THE PROBLEM => Whenever a line of the material contains the string "possible", it should be copied.

SUPPLIED DATA =>
____

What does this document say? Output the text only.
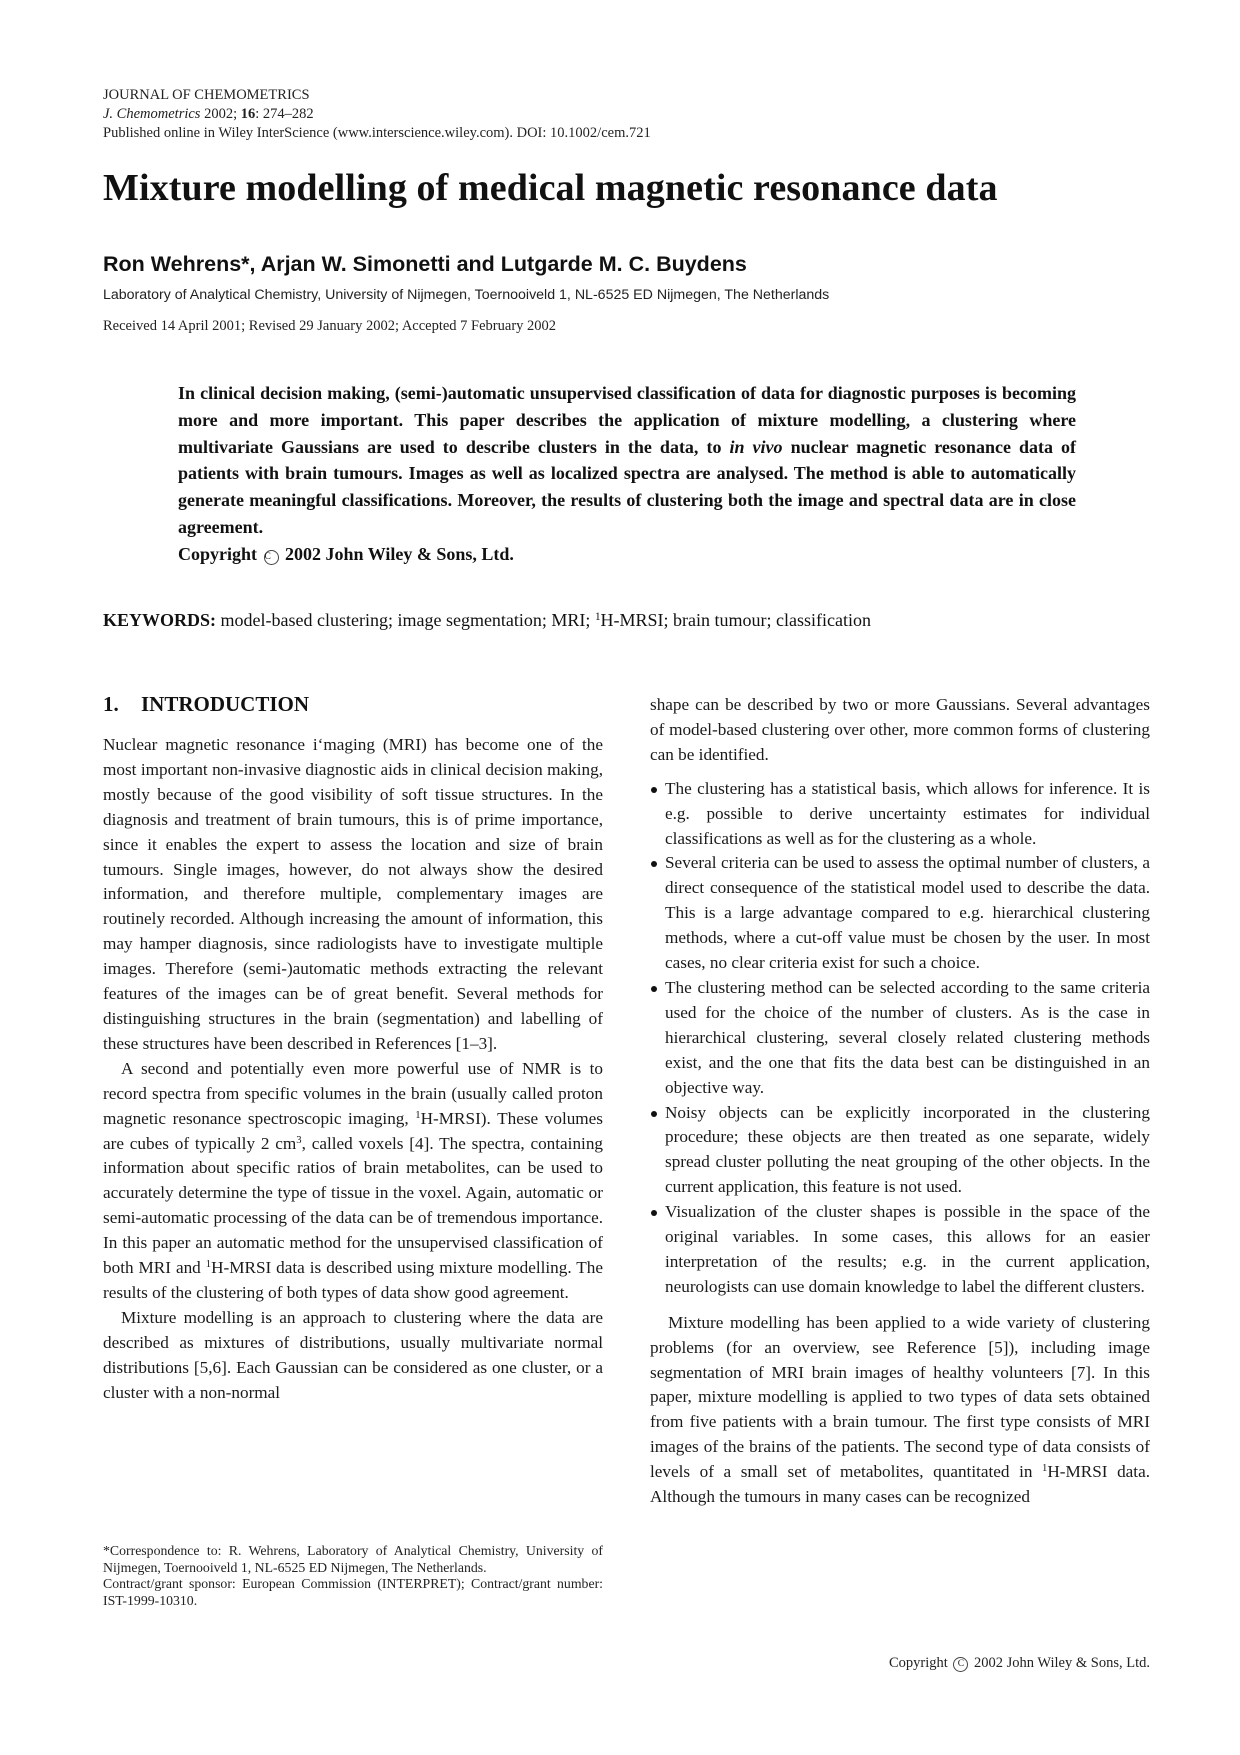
JOURNAL OF CHEMOMETRICS
J. Chemometrics 2002; 16: 274–282
Published online in Wiley InterScience (www.interscience.wiley.com). DOI: 10.1002/cem.721
Mixture modelling of medical magnetic resonance data
Ron Wehrens*, Arjan W. Simonetti and Lutgarde M. C. Buydens
Laboratory of Analytical Chemistry, University of Nijmegen, Toernooiveld 1, NL-6525 ED Nijmegen, The Netherlands
Received 14 April 2001; Revised 29 January 2002; Accepted 7 February 2002
In clinical decision making, (semi-)automatic unsupervised classification of data for diagnostic purposes is becoming more and more important. This paper describes the application of mixture modelling, a clustering where multivariate Gaussians are used to describe clusters in the data, to in vivo nuclear magnetic resonance data of patients with brain tumours. Images as well as localized spectra are analysed. The method is able to automatically generate meaningful classifications. Moreover, the results of clustering both the image and spectral data are in close agreement.
Copyright C 2002 John Wiley & Sons, Ltd.
KEYWORDS: model-based clustering; image segmentation; MRI; $^1$H-MRSI; brain tumour; classification
1. INTRODUCTION

Nuclear magnetic resonance i‘maging (MRI) has become one of the most important non-invasive diagnostic aids in clinical decision making, mostly because of the good visibility of soft tissue structures. In the diagnosis and treatment of brain tumours, this is of prime importance, since it enables the expert to assess the location and size of brain tumours. Single images, however, do not always show the desired information, and therefore multiple, complementary images are routinely recorded. Although increasing the amount of information, this may hamper diagnosis, since radiologists have to investigate multiple images. Therefore (semi-)automatic methods extracting the relevant features of the images can be of great benefit. Several methods for distinguishing structures in the brain (segmentation) and labelling of these structures have been described in References [1–3].

A second and potentially even more powerful use of NMR is to record spectra from specific volumes in the brain (usually called proton magnetic resonance spectroscopic imaging, $^1$H-MRSI). These volumes are cubes of typically 2 $cm^3$, called voxels [4]. The spectra, containing information about specific ratios of brain metabolites, can be used to accurately determine the type of tissue in the voxel. Again, automatic or semi-automatic processing of the data can be of tremendous importance. In this paper an automatic method for the unsupervised classification of both MRI and $^1$H-MRSI data is described using mixture modelling. The results of the clustering of both types of data show good agreement.

Mixture modelling is an approach to clustering where the data are described as mixtures of distributions, usually multivariate normal distributions [5,6]. Each Gaussian can be considered as one cluster, or a cluster with a non-normal

*Correspondence to: R. Wehrens, Laboratory of Analytical Chemistry, University of Nijmegen, Toernooiveld 1, NL-6525 ED Nijmegen, The Netherlands.

Contract/grant sponsor: European Commission (INTERPRET); Contract/grant number: IST-1999-10310.

shape can be described by two or more Gaussians. Several advantages of model-based clustering over other, more common forms of clustering can be identified.

The clustering has a statistical basis, which allows for inference. It is e.g. possible to derive uncertainty estimates for individual classifications as well as for the clustering as a whole.
Several criteria can be used to assess the optimal number of clusters, a direct consequence of the statistical model used to describe the data. This is a large advantage compared to e.g. hierarchical clustering methods, where a cut-off value must be chosen by the user. In most cases, no clear criteria exist for such a choice.
The clustering method can be selected according to the same criteria used for the choice of the number of clusters. As is the case in hierarchical clustering, several closely related clustering methods exist, and the one that fits the data best can be distinguished in an objective way.
Noisy objects can be explicitly incorporated in the clustering procedure; these objects are then treated as one separate, widely spread cluster polluting the neat grouping of the other objects. In the current application, this feature is not used.
Visualization of the cluster shapes is possible in the space of the original variables. In some cases, this allows for an easier interpretation of the results; e.g. in the current application, neurologists can use domain knowledge to label the different clusters.

Mixture modelling has been applied to a wide variety of clustering problems (for an overview, see Reference [5]), including image segmentation of MRI brain images of healthy volunteers [7]. In this paper, mixture modelling is applied to two types of data sets obtained from five patients with a brain tumour. The first type consists of MRI images of the brains of the patients. The second type of data consists of levels of a small set of metabolites, quantitated in $^1$H-MRSI data. Although the tumours in many cases can be recognized

Copyright C 2002 John Wiley & Sons, Ltd.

____

TASK RESULT =>
The clustering has a statistical basis, which allows for inference. It is e.g. possible to derive uncertainty estimates for individual classifications as well as for the clustering as a whole.
Visualization of the cluster shapes is possible in the space of the original variables. In some cases, this allows for an easier interpretation of the results; e.g. in the current application, neurologists can use domain knowledge to label the different clusters.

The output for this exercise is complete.